* Directions
Below are records to repeat exactly. Omit the pictures from the copy.

* Dataset entries

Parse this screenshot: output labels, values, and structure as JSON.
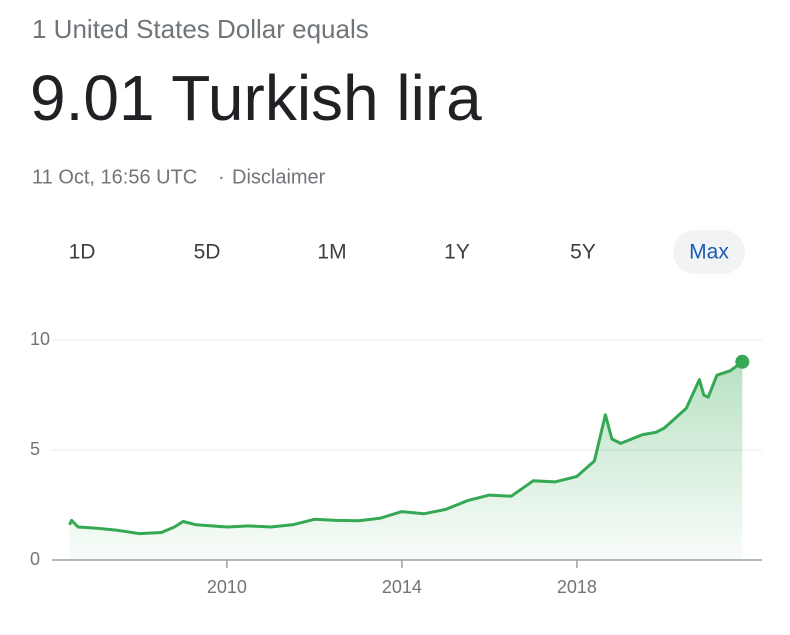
{
  "header": {
    "subtitle": "1 United States Dollar equals",
    "value": "9.01 Turkish lira",
    "timestamp": "11 Oct, 16:56 UTC",
    "separator": "·",
    "disclaimer": "Disclaimer"
  },
  "tabs": [
    "1D",
    "5D",
    "1M",
    "1Y",
    "5Y",
    "Max"
  ],
  "selected_tab": "Max",
  "chart_data": {
    "type": "line",
    "x": [
      2006.4,
      2006.45,
      2006.6,
      2007.0,
      2007.5,
      2008.0,
      2008.5,
      2008.8,
      2009.0,
      2009.3,
      2010.0,
      2010.5,
      2011.0,
      2011.5,
      2012.0,
      2012.5,
      2013.0,
      2013.5,
      2014.0,
      2014.5,
      2015.0,
      2015.5,
      2016.0,
      2016.5,
      2017.0,
      2017.5,
      2018.0,
      2018.4,
      2018.65,
      2018.8,
      2019.0,
      2019.5,
      2019.8,
      2020.0,
      2020.5,
      2020.8,
      2020.9,
      2021.0,
      2021.2,
      2021.5,
      2021.78
    ],
    "series": [
      {
        "color": "#34a853",
        "values": [
          1.6,
          1.8,
          1.5,
          1.45,
          1.35,
          1.2,
          1.25,
          1.5,
          1.75,
          1.6,
          1.5,
          1.55,
          1.5,
          1.6,
          1.85,
          1.8,
          1.78,
          1.9,
          2.2,
          2.1,
          2.3,
          2.7,
          2.95,
          2.9,
          3.6,
          3.55,
          3.8,
          4.5,
          6.6,
          5.5,
          5.3,
          5.7,
          5.8,
          6.0,
          6.9,
          8.2,
          7.5,
          7.4,
          8.4,
          8.6,
          9.01
        ]
      }
    ],
    "xlim": [
      2006.14,
      2022.23
    ],
    "xticks": [
      2010,
      2014,
      2018
    ],
    "ylim": [
      0,
      10
    ],
    "yticks": [
      0,
      5,
      10
    ],
    "grid": true
  }
}
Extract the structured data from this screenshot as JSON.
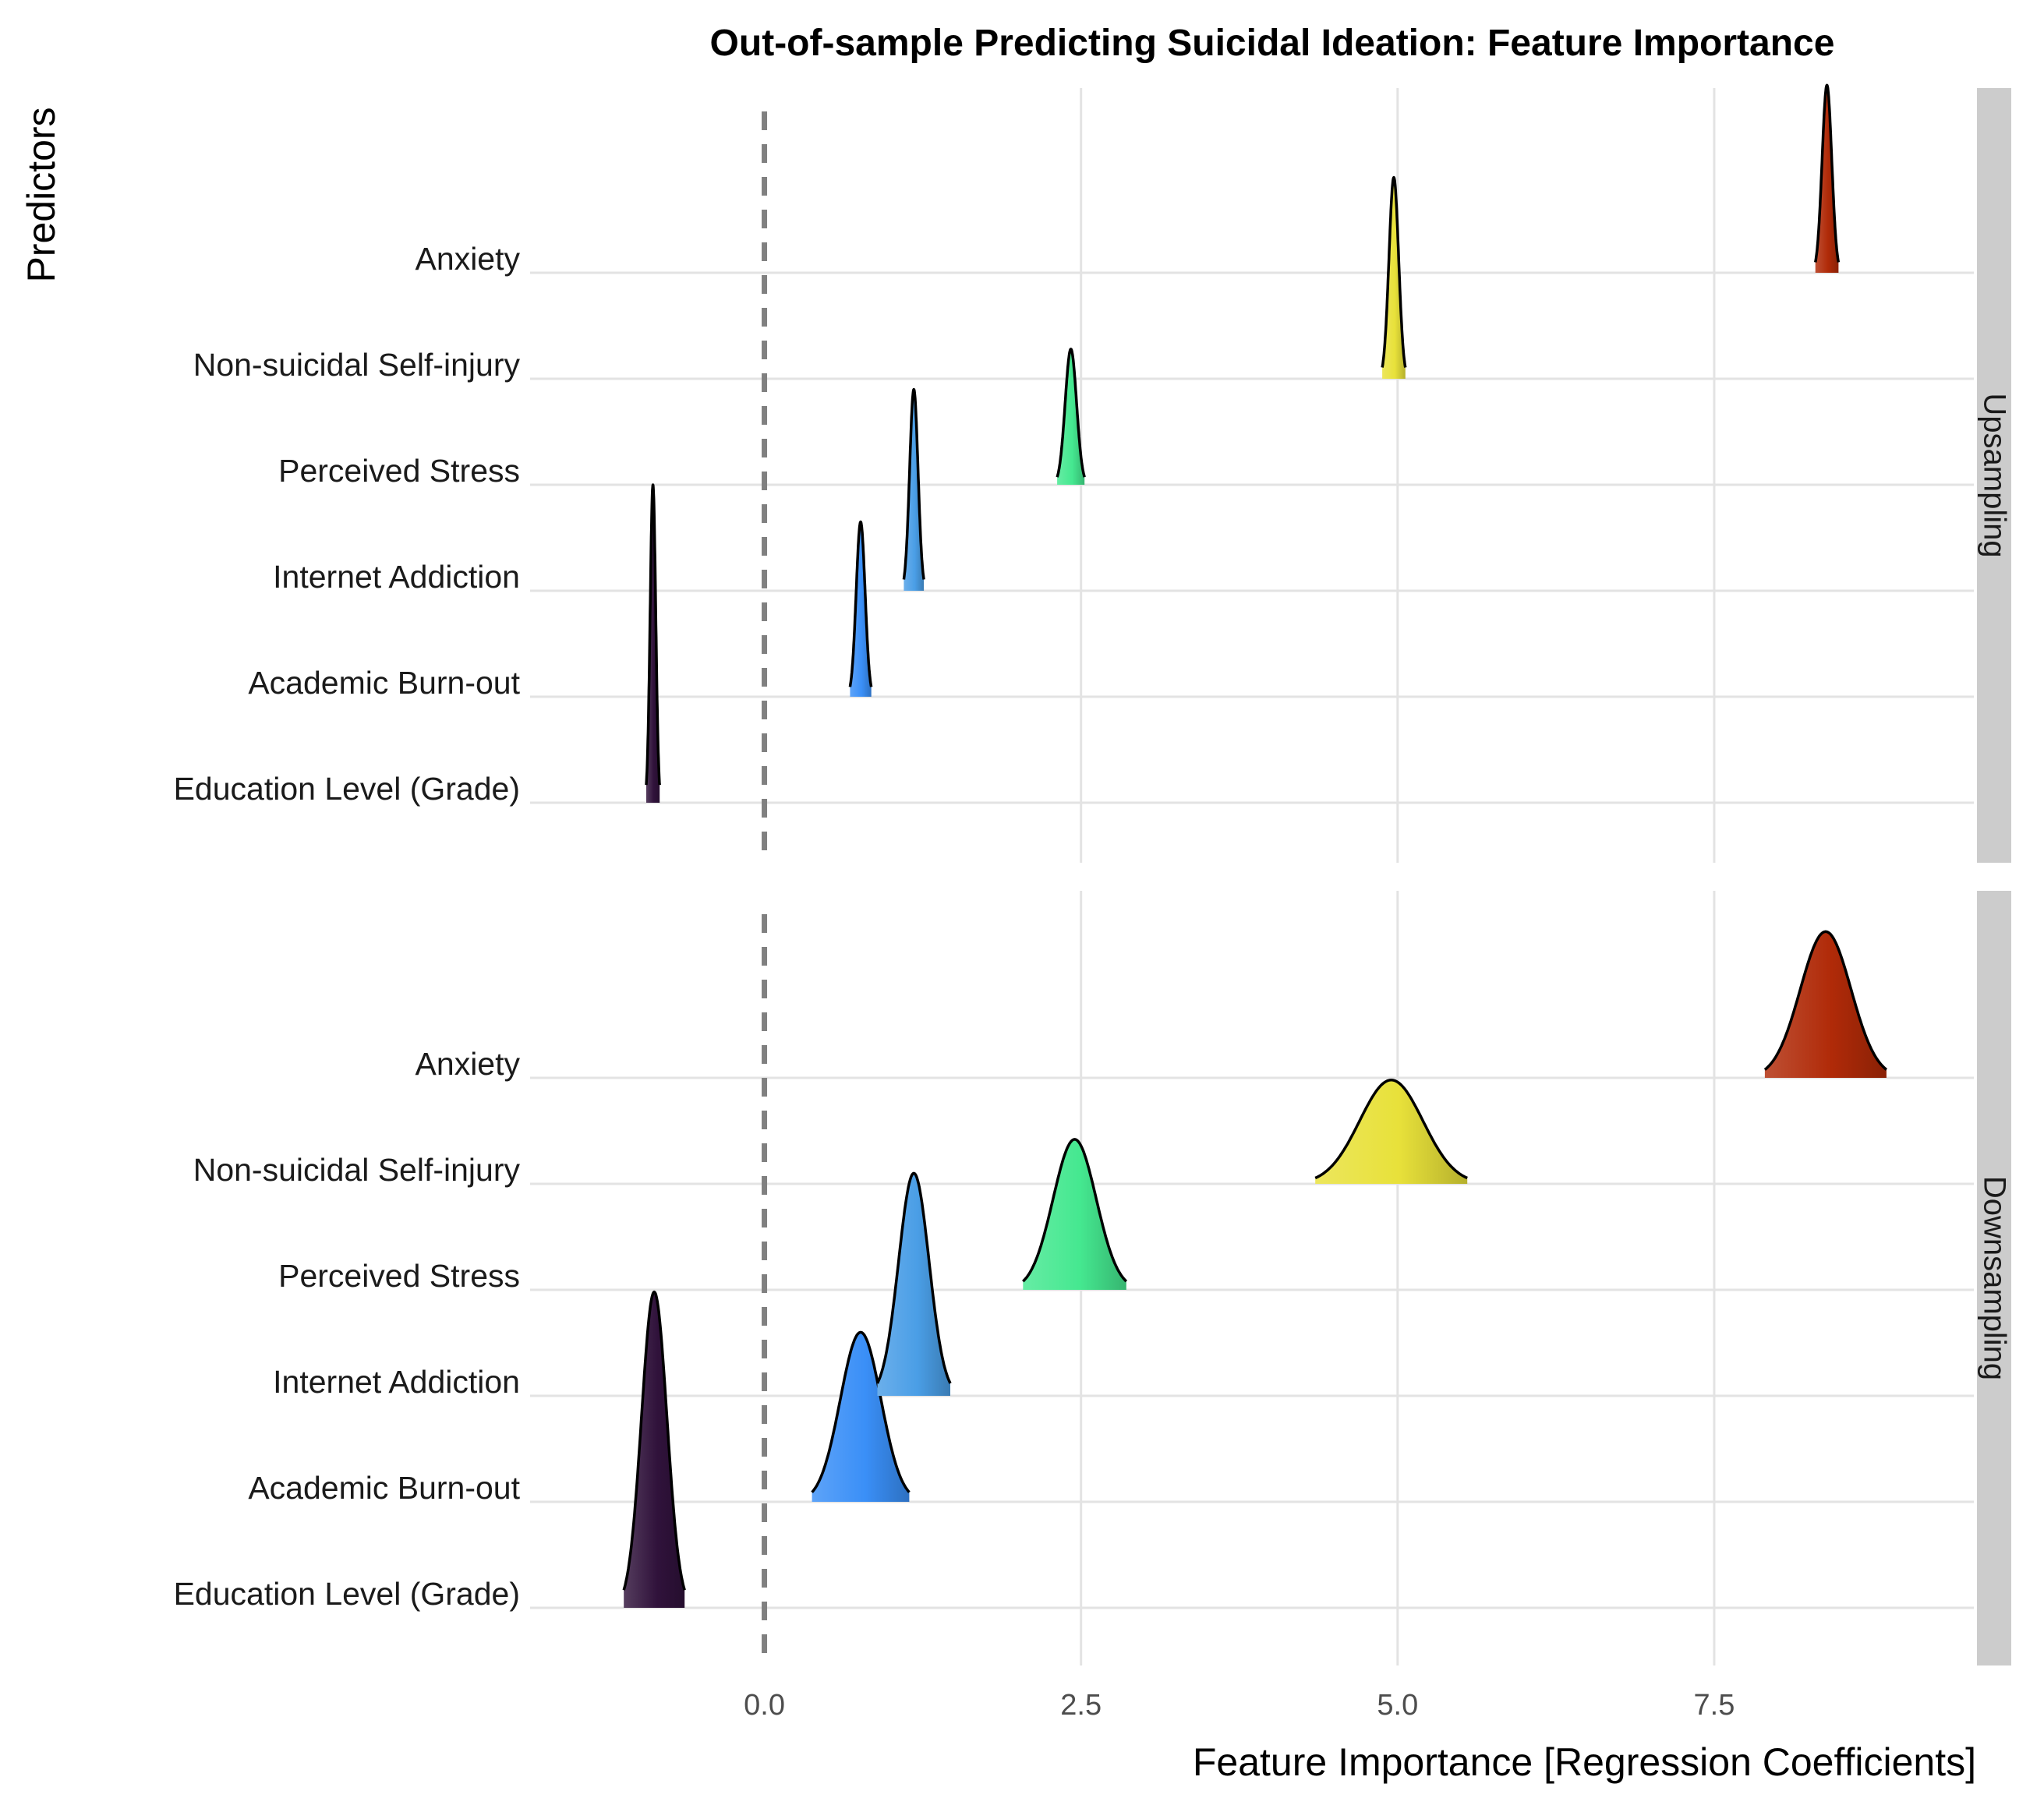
{
  "chart_data": {
    "type": "ridgeline",
    "title": "Out-of-sample Predicting Suicidal Ideation: Feature Importance",
    "xlabel": "Feature Importance [Regression Coefficients]",
    "ylabel": "Predictors",
    "xlim": [
      -1.85,
      9.55
    ],
    "xticks": [
      0.0,
      2.5,
      5.0,
      7.5
    ],
    "xtick_labels": [
      "0.0",
      "2.5",
      "5.0",
      "7.5"
    ],
    "reference_line": {
      "x": 0,
      "style": "dashed",
      "color": "#808080"
    },
    "grid": true,
    "categories": [
      "Education Level (Grade)",
      "Academic Burn-out",
      "Internet Addiction",
      "Perceived Stress",
      "Non-suicidal Self-injury",
      "Anxiety"
    ],
    "colors": {
      "Education Level (Grade)": "#30123b",
      "Academic Burn-out": "#3a8ff7",
      "Internet Addiction": "#4a9ee6",
      "Perceived Stress": "#45e890",
      "Non-suicidal Self-injury": "#e8e13a",
      "Anxiety": "#b02a08"
    },
    "panels": [
      {
        "name": "Upsampling",
        "series": [
          {
            "name": "Education Level (Grade)",
            "mean": -0.88,
            "spread": 0.022,
            "peak_rows": 3.0
          },
          {
            "name": "Academic Burn-out",
            "mean": 0.76,
            "spread": 0.035,
            "peak_rows": 1.65
          },
          {
            "name": "Internet Addiction",
            "mean": 1.18,
            "spread": 0.033,
            "peak_rows": 1.9
          },
          {
            "name": "Perceived Stress",
            "mean": 2.42,
            "spread": 0.045,
            "peak_rows": 1.28
          },
          {
            "name": "Non-suicidal Self-injury",
            "mean": 4.97,
            "spread": 0.038,
            "peak_rows": 1.9
          },
          {
            "name": "Anxiety",
            "mean": 8.39,
            "spread": 0.038,
            "peak_rows": 1.77
          }
        ]
      },
      {
        "name": "Downsampling",
        "series": [
          {
            "name": "Education Level (Grade)",
            "mean": -0.87,
            "spread": 0.1,
            "peak_rows": 2.98
          },
          {
            "name": "Academic Burn-out",
            "mean": 0.76,
            "spread": 0.16,
            "peak_rows": 1.6
          },
          {
            "name": "Internet Addiction",
            "mean": 1.18,
            "spread": 0.12,
            "peak_rows": 2.1
          },
          {
            "name": "Perceived Stress",
            "mean": 2.45,
            "spread": 0.17,
            "peak_rows": 1.42
          },
          {
            "name": "Non-suicidal Self-injury",
            "mean": 4.95,
            "spread": 0.25,
            "peak_rows": 0.98
          },
          {
            "name": "Anxiety",
            "mean": 8.38,
            "spread": 0.2,
            "peak_rows": 1.38
          }
        ]
      }
    ]
  }
}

* Final answer
Parse this screenshot: output labels, values, and structure as JSON.
{
  "header": {
    "subtitle": "1 United States Dollar equals",
    "value": "9.01 Turkish lira",
    "timestamp": "11 Oct, 16:56 UTC",
    "separator": "·",
    "disclaimer": "Disclaimer"
  },
  "tabs": [
    "1D",
    "5D",
    "1M",
    "1Y",
    "5Y",
    "Max"
  ],
  "selected_tab": "Max",
  "chart_data": {
    "type": "line",
    "x": [
      2006.4,
      2006.45,
      2006.6,
      2007.0,
      2007.5,
      2008.0,
      2008.5,
      2008.8,
      2009.0,
      2009.3,
      2010.0,
      2010.5,
      2011.0,
      2011.5,
      2012.0,
      2012.5,
      2013.0,
      2013.5,
      2014.0,
      2014.5,
      2015.0,
      2015.5,
      2016.0,
      2016.5,
      2017.0,
      2017.5,
      2018.0,
      2018.4,
      2018.65,
      2018.8,
      2019.0,
      2019.5,
      2019.8,
      2020.0,
      2020.5,
      2020.8,
      2020.9,
      2021.0,
      2021.2,
      2021.5,
      2021.78
    ],
    "series": [
      {
        "color": "#34a853",
        "values": [
          1.6,
          1.8,
          1.5,
          1.45,
          1.35,
          1.2,
          1.25,
          1.5,
          1.75,
          1.6,
          1.5,
          1.55,
          1.5,
          1.6,
          1.85,
          1.8,
          1.78,
          1.9,
          2.2,
          2.1,
          2.3,
          2.7,
          2.95,
          2.9,
          3.6,
          3.55,
          3.8,
          4.5,
          6.6,
          5.5,
          5.3,
          5.7,
          5.8,
          6.0,
          6.9,
          8.2,
          7.5,
          7.4,
          8.4,
          8.6,
          9.01
        ]
      }
    ],
    "xlim": [
      2006.14,
      2022.23
    ],
    "xticks": [
      2010,
      2014,
      2018
    ],
    "ylim": [
      0,
      10
    ],
    "yticks": [
      0,
      5,
      10
    ],
    "grid": true
  }
}
Extract the structured data from this screenshot as JSON.
{
  "chart_data": {
    "type": "ridgeline",
    "title": "Out-of-sample Predicting Suicidal Ideation: Feature Importance",
    "xlabel": "Feature Importance [Regression Coefficients]",
    "ylabel": "Predictors",
    "xlim": [
      -1.85,
      9.55
    ],
    "xticks": [
      0.0,
      2.5,
      5.0,
      7.5
    ],
    "xtick_labels": [
      "0.0",
      "2.5",
      "5.0",
      "7.5"
    ],
    "reference_line": {
      "x": 0,
      "style": "dashed",
      "color": "#808080"
    },
    "grid": true,
    "categories": [
      "Education Level (Grade)",
      "Academic Burn-out",
      "Internet Addiction",
      "Perceived Stress",
      "Non-suicidal Self-injury",
      "Anxiety"
    ],
    "colors": {
      "Education Level (Grade)": "#30123b",
      "Academic Burn-out": "#3a8ff7",
      "Internet Addiction": "#4a9ee6",
      "Perceived Stress": "#45e890",
      "Non-suicidal Self-injury": "#e8e13a",
      "Anxiety": "#b02a08"
    },
    "panels": [
      {
        "name": "Upsampling",
        "series": [
          {
            "name": "Education Level (Grade)",
            "mean": -0.88,
            "spread": 0.022,
            "peak_rows": 3.0
          },
          {
            "name": "Academic Burn-out",
            "mean": 0.76,
            "spread": 0.035,
            "peak_rows": 1.65
          },
          {
            "name": "Internet Addiction",
            "mean": 1.18,
            "spread": 0.033,
            "peak_rows": 1.9
          },
          {
            "name": "Perceived Stress",
            "mean": 2.42,
            "spread": 0.045,
            "peak_rows": 1.28
          },
          {
            "name": "Non-suicidal Self-injury",
            "mean": 4.97,
            "spread": 0.038,
            "peak_rows": 1.9
          },
          {
            "name": "Anxiety",
            "mean": 8.39,
            "spread": 0.038,
            "peak_rows": 1.77
          }
        ]
      },
      {
        "name": "Downsampling",
        "series": [
          {
            "name": "Education Level (Grade)",
            "mean": -0.87,
            "spread": 0.1,
            "peak_rows": 2.98
          },
          {
            "name": "Academic Burn-out",
            "mean": 0.76,
            "spread": 0.16,
            "peak_rows": 1.6
          },
          {
            "name": "Internet Addiction",
            "mean": 1.18,
            "spread": 0.12,
            "peak_rows": 2.1
          },
          {
            "name": "Perceived Stress",
            "mean": 2.45,
            "spread": 0.17,
            "peak_rows": 1.42
          },
          {
            "name": "Non-suicidal Self-injury",
            "mean": 4.95,
            "spread": 0.25,
            "peak_rows": 0.98
          },
          {
            "name": "Anxiety",
            "mean": 8.38,
            "spread": 0.2,
            "peak_rows": 1.38
          }
        ]
      }
    ]
  }
}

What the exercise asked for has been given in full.